Filter the records below and copy every line containing the word "workers".

(Extracted records)

_ _ _ _ _

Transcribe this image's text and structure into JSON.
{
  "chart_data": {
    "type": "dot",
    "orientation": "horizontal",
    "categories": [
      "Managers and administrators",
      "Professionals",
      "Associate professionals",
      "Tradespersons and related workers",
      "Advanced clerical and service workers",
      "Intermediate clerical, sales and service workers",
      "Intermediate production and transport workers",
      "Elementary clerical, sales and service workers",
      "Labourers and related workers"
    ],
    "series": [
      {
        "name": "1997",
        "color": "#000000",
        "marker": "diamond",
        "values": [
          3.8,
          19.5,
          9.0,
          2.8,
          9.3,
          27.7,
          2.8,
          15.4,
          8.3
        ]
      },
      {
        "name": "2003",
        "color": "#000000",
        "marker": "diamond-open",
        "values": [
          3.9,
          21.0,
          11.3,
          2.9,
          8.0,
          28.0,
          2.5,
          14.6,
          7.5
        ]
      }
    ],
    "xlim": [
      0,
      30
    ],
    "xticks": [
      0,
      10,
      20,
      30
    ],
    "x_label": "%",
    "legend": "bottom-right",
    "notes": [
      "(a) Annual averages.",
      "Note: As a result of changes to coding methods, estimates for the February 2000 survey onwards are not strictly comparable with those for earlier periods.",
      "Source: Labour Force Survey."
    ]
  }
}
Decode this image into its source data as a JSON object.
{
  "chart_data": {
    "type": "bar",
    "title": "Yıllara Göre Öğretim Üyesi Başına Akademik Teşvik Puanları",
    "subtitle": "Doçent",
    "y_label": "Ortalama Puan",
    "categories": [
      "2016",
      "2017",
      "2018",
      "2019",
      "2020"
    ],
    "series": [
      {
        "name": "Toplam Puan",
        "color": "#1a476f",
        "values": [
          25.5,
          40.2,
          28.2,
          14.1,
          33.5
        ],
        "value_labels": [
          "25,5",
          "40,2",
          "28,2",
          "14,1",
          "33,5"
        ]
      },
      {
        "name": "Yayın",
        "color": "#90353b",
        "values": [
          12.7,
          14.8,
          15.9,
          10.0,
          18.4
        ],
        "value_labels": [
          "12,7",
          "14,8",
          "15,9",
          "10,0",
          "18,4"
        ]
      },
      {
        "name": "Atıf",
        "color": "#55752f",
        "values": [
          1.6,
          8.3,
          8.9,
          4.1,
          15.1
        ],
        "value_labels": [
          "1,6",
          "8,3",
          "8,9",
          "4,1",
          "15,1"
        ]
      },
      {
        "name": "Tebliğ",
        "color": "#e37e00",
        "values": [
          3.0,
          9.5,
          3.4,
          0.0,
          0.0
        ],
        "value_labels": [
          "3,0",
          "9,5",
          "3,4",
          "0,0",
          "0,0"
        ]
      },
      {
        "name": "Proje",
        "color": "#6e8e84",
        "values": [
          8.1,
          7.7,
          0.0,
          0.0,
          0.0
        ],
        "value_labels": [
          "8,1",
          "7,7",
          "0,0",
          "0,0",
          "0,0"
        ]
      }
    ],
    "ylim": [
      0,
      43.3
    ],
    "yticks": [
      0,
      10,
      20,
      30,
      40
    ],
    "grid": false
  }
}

_ _ _ _ _

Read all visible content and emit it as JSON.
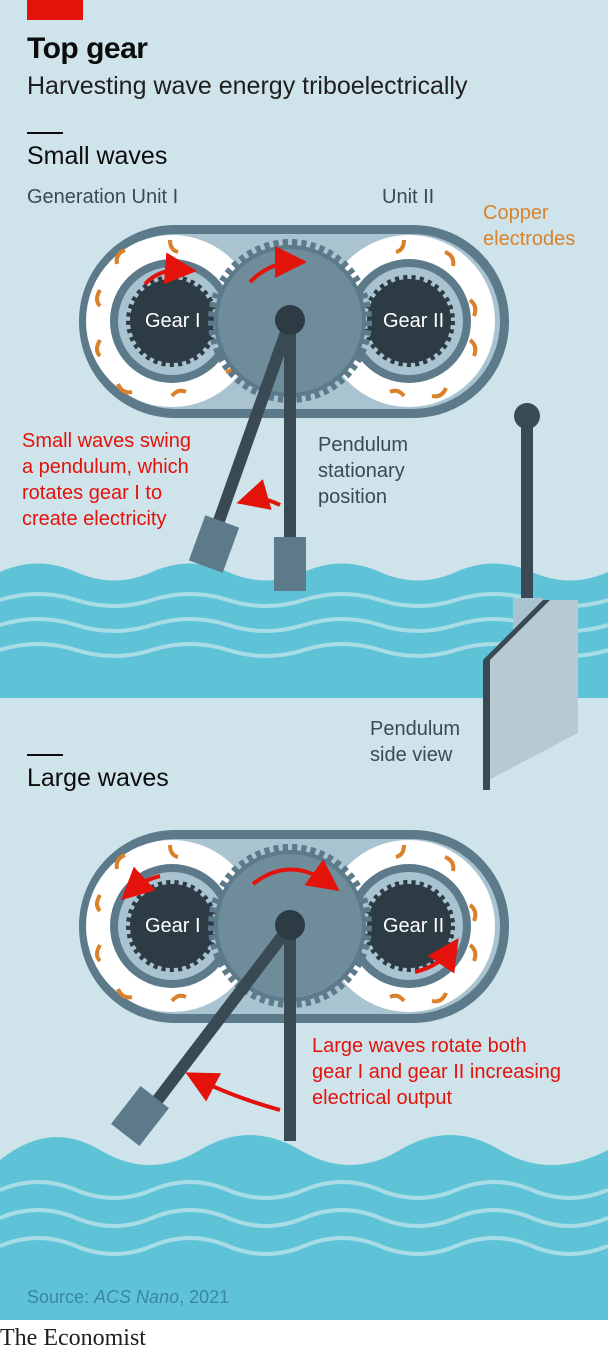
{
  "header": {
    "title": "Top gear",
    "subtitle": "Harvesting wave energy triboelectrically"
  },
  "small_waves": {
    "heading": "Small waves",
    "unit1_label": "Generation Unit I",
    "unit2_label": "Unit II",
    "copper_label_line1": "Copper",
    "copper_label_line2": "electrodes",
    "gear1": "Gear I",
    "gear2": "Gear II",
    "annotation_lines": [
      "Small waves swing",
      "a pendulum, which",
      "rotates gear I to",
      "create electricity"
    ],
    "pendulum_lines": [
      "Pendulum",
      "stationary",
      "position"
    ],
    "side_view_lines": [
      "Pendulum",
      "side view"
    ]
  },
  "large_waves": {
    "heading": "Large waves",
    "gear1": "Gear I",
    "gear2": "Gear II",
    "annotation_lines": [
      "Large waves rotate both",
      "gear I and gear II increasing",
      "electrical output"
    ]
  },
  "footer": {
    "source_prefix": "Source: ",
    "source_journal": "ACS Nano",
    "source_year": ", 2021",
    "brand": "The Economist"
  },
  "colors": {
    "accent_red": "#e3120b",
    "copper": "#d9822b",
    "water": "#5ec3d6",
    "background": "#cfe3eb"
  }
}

_ _ _ _ _

**RESULT OF THIS TASK:**
      "Tradespersons and related workers",
      "Advanced clerical and service workers",
      "Intermediate clerical, sales and service workers",
      "Intermediate production and transport workers",
      "Elementary clerical, sales and service workers",
      "Labourers and related workers"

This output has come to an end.